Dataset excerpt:
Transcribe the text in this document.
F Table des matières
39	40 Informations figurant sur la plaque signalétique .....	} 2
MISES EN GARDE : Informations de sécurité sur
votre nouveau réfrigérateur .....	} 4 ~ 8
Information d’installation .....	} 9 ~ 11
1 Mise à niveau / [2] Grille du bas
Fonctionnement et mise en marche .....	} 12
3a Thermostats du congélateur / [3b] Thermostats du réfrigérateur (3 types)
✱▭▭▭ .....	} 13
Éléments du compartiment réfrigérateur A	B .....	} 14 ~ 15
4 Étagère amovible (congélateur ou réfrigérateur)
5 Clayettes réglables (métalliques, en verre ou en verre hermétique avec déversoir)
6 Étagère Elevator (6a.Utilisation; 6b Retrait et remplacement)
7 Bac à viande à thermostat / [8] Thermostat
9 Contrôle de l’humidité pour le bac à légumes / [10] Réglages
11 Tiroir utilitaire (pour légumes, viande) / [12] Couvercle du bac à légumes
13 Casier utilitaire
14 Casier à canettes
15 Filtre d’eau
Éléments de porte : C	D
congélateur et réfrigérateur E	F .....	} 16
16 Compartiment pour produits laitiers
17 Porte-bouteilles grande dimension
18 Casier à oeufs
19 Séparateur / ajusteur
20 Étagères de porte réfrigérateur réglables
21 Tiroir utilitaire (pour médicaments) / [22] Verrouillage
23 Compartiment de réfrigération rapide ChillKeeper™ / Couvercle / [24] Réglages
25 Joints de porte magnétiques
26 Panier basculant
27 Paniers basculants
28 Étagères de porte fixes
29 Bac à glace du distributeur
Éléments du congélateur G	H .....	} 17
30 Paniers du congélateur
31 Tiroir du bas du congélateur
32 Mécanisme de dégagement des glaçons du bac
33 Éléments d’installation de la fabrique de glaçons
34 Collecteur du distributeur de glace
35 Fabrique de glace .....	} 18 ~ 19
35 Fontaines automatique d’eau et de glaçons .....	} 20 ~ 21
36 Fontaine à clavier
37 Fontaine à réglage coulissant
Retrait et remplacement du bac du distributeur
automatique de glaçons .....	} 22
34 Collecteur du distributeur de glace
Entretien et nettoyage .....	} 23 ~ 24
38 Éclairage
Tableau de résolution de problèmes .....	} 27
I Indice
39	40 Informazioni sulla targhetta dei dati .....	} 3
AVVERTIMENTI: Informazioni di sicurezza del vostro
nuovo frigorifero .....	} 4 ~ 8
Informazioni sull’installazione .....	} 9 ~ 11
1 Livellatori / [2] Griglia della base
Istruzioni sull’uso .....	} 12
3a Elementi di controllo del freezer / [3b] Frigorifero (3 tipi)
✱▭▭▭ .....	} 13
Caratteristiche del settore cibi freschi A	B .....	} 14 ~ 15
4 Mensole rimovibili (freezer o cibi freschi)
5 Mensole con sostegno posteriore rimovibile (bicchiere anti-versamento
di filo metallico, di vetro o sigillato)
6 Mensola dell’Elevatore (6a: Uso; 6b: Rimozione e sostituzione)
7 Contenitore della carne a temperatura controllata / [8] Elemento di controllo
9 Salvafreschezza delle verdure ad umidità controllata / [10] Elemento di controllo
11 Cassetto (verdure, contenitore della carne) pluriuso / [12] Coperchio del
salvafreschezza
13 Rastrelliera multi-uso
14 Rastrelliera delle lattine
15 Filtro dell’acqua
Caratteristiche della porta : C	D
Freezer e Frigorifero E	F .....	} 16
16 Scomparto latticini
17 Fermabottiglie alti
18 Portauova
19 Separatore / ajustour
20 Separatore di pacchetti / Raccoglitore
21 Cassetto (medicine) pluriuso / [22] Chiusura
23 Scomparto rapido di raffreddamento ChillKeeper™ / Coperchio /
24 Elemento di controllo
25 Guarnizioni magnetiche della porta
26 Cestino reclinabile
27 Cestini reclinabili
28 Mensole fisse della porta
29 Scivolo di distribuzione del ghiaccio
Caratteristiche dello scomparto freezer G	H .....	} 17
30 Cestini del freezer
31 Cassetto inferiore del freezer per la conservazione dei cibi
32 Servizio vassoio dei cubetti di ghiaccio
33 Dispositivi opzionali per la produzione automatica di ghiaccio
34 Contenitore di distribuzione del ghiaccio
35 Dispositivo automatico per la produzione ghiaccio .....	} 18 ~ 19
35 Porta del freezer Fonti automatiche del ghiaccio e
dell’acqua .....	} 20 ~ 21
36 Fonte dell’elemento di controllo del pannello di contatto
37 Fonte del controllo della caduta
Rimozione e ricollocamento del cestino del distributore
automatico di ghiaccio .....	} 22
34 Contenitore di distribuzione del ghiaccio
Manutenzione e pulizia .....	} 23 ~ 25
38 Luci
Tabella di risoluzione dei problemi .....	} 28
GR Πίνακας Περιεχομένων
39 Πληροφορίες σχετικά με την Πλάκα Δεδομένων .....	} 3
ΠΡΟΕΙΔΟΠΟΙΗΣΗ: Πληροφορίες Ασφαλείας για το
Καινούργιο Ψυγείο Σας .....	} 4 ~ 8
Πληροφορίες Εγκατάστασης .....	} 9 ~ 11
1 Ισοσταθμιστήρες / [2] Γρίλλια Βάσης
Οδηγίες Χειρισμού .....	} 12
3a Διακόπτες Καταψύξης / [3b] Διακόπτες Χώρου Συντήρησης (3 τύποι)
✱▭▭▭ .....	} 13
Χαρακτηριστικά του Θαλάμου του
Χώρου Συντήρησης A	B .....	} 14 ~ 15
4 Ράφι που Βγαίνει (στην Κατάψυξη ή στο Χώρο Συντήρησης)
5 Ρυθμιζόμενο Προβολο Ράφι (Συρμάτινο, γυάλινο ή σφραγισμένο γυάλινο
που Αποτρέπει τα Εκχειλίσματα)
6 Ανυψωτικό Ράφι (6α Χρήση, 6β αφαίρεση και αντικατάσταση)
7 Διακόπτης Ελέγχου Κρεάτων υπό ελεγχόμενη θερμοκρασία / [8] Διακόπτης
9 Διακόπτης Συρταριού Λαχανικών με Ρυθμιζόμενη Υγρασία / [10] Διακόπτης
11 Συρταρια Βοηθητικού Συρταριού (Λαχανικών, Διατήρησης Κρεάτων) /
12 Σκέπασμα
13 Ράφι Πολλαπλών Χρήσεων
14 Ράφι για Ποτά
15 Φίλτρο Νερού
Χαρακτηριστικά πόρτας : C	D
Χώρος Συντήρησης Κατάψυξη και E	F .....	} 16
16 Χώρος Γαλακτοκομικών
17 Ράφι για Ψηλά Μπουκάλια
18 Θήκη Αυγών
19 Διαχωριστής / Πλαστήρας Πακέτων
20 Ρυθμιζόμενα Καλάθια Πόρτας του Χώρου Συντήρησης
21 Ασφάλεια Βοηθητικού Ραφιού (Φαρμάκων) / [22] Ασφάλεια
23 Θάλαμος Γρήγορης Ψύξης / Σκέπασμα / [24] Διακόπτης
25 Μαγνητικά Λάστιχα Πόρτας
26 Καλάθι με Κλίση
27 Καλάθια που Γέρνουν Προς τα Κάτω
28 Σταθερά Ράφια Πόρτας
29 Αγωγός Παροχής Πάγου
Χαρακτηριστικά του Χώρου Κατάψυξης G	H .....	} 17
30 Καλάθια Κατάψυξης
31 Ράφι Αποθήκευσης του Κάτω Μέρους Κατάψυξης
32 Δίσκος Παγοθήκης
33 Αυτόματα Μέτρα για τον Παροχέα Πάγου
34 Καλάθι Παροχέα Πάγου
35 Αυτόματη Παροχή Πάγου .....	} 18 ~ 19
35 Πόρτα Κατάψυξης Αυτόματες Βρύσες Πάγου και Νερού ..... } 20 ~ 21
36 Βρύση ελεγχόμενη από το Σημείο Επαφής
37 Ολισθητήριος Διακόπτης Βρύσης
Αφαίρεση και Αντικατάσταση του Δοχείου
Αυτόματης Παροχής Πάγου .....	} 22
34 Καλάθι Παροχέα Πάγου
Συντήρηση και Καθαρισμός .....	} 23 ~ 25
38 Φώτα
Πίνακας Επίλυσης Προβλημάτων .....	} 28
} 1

__What is asked__
Search the entries for the word "réglables" and gather every line where it appears.

__The output__
5 Clayettes réglables (métalliques, en verre ou en verre hermétique avec déversoir)
20 Étagères de porte réfrigérateur réglables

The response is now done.